Pick out each line in these entries that contains the string "JSON".

╭─ Material for the task

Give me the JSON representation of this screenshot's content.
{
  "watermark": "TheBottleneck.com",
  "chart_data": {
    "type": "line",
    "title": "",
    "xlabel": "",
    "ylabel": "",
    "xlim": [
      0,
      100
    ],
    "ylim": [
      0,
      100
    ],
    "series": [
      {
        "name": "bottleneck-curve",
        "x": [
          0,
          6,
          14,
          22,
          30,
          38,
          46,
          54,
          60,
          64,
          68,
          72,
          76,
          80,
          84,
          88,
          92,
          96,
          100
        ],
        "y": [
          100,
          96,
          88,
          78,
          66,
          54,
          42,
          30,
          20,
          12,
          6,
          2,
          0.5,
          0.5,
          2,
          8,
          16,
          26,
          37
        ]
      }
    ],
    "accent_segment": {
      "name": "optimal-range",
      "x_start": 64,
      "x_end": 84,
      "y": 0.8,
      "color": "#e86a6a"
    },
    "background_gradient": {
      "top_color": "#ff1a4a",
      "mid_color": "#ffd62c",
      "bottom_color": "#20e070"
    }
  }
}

╰─
╭─ Material for the task

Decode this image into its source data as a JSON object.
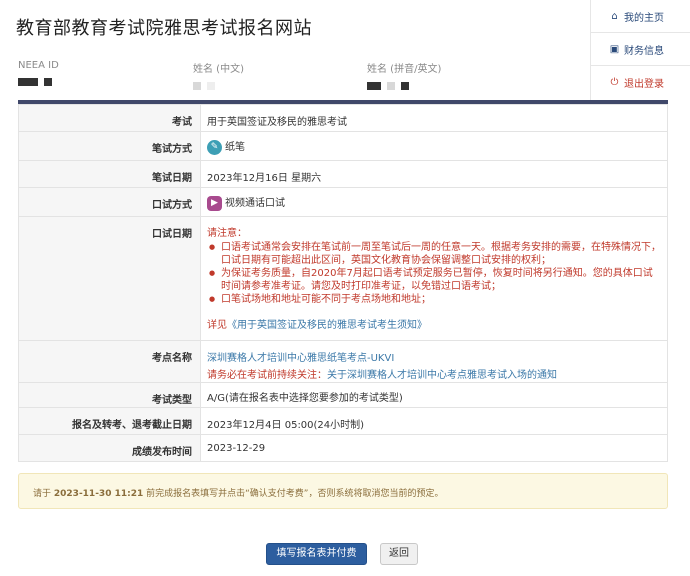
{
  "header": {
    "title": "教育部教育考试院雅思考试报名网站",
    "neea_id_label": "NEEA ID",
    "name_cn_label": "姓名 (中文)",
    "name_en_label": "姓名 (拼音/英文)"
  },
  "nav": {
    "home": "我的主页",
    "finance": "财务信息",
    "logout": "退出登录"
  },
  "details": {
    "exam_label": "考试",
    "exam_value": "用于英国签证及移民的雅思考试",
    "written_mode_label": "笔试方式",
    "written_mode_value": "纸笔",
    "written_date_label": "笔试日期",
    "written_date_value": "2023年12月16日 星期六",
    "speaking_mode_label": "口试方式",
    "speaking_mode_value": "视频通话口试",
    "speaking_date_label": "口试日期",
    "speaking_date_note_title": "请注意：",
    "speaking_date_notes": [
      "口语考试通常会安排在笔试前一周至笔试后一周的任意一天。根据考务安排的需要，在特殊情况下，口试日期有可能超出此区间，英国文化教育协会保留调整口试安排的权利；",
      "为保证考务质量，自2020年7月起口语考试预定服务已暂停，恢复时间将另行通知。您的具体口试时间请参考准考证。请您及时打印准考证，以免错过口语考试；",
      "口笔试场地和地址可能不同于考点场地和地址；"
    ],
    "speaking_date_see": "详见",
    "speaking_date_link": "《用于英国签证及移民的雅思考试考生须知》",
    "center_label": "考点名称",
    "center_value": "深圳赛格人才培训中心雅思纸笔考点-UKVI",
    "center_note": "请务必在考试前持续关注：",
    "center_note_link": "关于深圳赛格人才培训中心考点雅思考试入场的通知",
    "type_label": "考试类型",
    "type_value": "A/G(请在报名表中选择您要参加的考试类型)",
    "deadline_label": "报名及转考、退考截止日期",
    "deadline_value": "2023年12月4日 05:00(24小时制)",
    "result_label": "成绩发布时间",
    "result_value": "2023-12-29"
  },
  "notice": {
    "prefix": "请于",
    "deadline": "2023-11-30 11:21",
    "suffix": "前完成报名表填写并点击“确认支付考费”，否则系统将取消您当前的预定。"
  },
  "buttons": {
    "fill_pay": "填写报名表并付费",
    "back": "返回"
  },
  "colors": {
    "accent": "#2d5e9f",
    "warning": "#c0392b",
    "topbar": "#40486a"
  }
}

╰─

● **Complete response**:
Give me the JSON representation of this screenshot's content.
Decode this image into its source data as a JSON object.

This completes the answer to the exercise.